* What is asked *
Go through the listing below and gather every line with the word "DISTELL".

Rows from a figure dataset
□ □ □

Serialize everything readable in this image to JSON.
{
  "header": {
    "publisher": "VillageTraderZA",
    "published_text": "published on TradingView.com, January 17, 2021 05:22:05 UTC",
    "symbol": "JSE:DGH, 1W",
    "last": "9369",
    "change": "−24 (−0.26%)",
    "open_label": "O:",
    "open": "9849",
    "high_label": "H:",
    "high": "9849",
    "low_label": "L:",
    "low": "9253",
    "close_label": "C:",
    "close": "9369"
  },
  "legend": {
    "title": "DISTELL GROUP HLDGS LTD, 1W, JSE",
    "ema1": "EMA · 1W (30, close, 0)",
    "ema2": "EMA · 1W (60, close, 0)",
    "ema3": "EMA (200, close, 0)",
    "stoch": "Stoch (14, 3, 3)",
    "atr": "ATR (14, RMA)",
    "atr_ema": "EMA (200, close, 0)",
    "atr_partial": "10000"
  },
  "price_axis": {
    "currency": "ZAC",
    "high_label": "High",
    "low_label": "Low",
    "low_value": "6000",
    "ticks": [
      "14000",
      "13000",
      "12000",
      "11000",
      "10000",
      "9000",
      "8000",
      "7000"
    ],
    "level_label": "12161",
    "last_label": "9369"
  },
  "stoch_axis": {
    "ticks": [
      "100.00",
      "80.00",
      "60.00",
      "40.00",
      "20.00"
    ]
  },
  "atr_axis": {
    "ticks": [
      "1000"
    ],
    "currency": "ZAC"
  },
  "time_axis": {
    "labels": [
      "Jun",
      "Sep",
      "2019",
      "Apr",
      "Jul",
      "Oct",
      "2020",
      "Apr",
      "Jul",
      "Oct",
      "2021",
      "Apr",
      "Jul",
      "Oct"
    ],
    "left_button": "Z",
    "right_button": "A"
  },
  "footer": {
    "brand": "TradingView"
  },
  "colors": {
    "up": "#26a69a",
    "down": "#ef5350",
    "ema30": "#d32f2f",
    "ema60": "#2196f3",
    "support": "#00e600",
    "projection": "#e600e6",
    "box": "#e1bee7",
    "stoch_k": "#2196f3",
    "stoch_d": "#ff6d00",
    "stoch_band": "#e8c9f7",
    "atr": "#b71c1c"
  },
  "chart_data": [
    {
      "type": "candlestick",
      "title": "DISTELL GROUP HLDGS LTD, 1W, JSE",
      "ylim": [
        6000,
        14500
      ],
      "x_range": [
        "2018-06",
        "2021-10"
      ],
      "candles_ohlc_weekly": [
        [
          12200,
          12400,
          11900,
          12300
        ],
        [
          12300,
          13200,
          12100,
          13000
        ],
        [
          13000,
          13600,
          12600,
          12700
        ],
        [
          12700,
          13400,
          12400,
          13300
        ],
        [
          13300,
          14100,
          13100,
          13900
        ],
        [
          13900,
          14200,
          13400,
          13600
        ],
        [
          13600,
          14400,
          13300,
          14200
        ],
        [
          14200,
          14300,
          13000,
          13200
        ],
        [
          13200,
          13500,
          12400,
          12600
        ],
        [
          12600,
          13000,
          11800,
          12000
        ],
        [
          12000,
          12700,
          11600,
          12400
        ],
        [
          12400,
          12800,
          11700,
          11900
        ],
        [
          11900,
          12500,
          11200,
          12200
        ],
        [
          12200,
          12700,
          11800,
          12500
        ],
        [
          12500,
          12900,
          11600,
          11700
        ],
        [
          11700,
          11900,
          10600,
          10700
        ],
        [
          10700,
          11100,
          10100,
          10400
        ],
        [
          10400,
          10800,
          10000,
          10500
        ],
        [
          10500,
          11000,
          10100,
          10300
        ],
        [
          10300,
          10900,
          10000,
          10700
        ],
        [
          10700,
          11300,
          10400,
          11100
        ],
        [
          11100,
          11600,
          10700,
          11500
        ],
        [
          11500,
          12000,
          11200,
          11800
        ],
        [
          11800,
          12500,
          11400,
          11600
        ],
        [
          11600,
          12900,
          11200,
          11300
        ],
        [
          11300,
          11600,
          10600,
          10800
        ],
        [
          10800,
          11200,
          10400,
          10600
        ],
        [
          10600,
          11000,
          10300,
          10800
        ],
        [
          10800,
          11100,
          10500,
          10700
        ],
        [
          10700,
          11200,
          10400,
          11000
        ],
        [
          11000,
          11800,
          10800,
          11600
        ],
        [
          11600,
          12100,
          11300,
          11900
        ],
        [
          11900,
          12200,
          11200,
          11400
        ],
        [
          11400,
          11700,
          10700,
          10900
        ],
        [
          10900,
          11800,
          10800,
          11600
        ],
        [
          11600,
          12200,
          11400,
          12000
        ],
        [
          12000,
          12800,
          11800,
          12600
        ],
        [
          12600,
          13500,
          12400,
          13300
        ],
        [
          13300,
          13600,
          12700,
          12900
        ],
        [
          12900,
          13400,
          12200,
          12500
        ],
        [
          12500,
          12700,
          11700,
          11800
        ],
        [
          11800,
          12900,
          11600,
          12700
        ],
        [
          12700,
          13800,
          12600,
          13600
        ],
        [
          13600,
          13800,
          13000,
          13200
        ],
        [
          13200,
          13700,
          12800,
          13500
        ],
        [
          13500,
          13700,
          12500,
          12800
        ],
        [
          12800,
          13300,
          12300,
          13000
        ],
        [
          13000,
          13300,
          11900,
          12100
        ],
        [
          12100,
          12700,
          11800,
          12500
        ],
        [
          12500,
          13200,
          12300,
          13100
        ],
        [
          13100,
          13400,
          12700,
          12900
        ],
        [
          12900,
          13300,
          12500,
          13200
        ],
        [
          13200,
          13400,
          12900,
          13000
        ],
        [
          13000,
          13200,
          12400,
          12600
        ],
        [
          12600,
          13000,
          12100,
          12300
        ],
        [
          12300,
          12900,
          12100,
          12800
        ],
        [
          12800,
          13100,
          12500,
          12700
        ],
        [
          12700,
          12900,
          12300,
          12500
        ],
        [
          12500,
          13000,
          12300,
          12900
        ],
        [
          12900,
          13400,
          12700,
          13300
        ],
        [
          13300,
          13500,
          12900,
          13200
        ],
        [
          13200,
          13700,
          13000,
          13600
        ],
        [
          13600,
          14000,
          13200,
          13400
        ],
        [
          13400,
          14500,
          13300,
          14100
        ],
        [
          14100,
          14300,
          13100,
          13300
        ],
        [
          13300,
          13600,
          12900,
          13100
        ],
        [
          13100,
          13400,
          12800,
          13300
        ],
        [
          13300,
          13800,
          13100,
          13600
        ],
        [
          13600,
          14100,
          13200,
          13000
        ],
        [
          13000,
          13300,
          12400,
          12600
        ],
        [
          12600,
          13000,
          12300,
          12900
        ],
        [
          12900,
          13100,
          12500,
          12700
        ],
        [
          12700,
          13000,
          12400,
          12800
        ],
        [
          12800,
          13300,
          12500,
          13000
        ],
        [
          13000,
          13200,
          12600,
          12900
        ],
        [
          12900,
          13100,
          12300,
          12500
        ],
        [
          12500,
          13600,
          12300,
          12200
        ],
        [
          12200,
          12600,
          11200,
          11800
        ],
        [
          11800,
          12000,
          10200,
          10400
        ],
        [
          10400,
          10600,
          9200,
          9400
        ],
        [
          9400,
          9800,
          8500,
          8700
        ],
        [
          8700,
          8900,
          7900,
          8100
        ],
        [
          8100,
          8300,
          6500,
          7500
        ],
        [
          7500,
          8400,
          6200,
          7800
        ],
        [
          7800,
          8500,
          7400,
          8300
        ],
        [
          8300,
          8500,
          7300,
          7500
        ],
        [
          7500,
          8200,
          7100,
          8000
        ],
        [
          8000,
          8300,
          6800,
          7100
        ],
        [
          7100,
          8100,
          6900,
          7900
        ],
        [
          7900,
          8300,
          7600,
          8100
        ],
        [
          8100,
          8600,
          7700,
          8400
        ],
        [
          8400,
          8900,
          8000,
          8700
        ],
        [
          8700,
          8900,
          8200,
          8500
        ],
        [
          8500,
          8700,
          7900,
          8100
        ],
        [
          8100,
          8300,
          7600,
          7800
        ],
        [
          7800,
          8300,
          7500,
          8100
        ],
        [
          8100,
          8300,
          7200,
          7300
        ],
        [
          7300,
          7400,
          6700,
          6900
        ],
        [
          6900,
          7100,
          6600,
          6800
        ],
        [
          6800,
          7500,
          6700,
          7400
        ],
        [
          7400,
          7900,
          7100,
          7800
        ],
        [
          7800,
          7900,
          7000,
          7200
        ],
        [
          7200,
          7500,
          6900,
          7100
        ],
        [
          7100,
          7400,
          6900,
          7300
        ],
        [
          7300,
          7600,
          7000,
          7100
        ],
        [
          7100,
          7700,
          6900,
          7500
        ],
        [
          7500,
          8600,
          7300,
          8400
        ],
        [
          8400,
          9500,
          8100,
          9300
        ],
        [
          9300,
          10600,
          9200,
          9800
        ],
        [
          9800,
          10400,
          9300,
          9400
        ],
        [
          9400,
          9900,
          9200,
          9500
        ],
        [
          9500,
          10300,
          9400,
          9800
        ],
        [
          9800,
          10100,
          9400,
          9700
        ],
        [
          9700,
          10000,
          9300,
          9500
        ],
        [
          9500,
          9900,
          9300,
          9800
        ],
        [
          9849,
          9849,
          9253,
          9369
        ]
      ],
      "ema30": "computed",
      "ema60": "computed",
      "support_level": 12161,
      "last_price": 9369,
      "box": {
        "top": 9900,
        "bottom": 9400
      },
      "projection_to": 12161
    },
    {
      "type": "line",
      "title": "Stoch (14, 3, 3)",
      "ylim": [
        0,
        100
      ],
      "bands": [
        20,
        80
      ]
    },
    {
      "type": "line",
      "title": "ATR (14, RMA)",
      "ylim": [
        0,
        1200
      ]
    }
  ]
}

□ □ □

* Answer to this task *
    "title": "DISTELL GROUP HLDGS LTD, 1W, JSE",
      "title": "DISTELL GROUP HLDGS LTD, 1W, JSE",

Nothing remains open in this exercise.